Start The input
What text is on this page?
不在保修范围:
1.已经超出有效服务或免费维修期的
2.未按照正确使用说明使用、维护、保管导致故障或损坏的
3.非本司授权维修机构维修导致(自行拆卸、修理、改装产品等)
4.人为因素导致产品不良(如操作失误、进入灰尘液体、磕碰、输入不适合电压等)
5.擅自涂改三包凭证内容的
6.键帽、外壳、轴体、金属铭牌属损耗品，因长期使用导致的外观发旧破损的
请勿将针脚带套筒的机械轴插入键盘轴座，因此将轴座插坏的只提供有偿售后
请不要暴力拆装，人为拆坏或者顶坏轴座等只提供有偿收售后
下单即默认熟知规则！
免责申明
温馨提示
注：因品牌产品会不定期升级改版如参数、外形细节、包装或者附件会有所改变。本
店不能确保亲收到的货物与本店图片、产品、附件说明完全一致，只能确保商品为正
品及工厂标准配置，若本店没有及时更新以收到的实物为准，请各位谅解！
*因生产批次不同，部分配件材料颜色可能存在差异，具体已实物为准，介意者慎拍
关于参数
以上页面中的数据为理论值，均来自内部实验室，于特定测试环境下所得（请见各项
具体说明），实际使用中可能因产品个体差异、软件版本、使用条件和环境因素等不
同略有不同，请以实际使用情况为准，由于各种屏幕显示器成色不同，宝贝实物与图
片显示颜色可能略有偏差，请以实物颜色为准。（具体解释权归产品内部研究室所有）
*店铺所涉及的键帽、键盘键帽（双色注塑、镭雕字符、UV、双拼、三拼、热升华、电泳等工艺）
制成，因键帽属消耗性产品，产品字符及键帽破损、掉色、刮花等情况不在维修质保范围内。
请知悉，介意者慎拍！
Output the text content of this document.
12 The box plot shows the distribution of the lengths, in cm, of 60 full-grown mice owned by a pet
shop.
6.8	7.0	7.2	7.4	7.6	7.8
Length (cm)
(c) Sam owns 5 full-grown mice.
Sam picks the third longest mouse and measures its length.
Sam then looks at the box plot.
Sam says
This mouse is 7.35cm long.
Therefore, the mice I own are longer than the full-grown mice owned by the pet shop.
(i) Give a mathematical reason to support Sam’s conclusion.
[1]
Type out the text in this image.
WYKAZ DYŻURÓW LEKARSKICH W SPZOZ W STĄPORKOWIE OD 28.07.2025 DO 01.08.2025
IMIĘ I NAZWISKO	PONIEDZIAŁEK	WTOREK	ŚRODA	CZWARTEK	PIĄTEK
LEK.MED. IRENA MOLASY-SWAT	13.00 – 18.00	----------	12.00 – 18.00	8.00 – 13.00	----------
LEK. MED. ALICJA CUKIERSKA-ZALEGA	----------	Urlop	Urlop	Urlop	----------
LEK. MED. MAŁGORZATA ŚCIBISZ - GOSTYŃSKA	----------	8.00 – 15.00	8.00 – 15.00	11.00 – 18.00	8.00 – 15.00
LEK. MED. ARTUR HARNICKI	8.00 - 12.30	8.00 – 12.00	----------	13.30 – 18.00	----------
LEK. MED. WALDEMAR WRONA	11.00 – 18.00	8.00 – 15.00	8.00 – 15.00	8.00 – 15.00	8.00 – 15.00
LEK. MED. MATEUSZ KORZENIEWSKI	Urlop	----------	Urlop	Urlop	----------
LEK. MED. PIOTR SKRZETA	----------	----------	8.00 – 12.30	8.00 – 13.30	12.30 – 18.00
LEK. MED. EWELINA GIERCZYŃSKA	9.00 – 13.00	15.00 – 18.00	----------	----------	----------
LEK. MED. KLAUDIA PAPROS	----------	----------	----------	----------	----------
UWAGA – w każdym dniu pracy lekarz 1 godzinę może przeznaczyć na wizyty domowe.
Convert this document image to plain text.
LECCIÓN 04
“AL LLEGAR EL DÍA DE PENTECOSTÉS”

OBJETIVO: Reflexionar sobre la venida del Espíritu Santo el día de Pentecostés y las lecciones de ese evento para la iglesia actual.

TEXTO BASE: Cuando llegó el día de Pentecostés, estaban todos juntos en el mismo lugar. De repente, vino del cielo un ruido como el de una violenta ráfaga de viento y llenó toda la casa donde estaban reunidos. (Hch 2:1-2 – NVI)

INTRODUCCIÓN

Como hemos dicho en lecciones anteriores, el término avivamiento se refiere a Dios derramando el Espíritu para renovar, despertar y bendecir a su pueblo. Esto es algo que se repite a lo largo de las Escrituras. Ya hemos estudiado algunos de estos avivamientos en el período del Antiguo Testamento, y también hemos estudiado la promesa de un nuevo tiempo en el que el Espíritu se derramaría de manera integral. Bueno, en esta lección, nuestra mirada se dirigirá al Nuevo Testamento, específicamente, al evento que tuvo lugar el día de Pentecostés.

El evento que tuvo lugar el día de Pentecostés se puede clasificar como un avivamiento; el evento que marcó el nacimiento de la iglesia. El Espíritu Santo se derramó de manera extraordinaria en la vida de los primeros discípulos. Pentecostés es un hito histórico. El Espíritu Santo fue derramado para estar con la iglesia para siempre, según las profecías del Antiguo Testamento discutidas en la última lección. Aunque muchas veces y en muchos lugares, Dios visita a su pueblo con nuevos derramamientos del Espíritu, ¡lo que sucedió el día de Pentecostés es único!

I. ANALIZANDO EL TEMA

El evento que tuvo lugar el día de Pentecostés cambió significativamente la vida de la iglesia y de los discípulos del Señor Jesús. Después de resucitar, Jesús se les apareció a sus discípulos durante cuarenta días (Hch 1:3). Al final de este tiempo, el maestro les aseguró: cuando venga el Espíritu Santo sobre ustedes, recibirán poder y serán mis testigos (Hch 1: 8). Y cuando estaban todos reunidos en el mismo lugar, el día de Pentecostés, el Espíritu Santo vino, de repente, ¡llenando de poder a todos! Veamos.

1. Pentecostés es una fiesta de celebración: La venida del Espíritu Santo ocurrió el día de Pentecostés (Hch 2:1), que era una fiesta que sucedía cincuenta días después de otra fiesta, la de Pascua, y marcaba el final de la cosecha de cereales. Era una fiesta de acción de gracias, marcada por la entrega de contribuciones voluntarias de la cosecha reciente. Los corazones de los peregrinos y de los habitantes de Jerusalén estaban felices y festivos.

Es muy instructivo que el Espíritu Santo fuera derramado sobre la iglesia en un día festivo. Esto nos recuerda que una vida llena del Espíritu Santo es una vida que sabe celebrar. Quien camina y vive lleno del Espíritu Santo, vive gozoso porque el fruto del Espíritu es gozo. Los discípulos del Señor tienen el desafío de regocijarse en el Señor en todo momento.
End The input
# What to work on
Make a copy of each line that contains the string "tiempo".

# Response to this exercise
Como hemos dicho en lecciones anteriores, el término avivamiento se refiere a Dios derramando el Espíritu para renovar, despertar y bendecir a su pueblo. Esto es algo que se repite a lo largo de las Escrituras. Ya hemos estudiado algunos de estos avivamientos en el período del Antiguo Testamento, y también hemos estudiado la promesa de un nuevo tiempo en el que el Espíritu se derramaría de manera integral. Bueno, en esta lección, nuestra mirada se dirigirá al Nuevo Testamento, específicamente, al evento que tuvo lugar el día de Pentecostés.
El evento que tuvo lugar el día de Pentecostés cambió significativamente la vida de la iglesia y de los discípulos del Señor Jesús. Después de resucitar, Jesús se les apareció a sus discípulos durante cuarenta días (Hch 1:3). Al final de este tiempo, el maestro les aseguró: cuando venga el Espíritu Santo sobre ustedes, recibirán poder y serán mis testigos (Hch 1: 8). Y cuando estaban todos reunidos en el mismo lugar, el día de Pentecostés, el Espíritu Santo vino, de repente, ¡llenando de poder a todos! Veamos.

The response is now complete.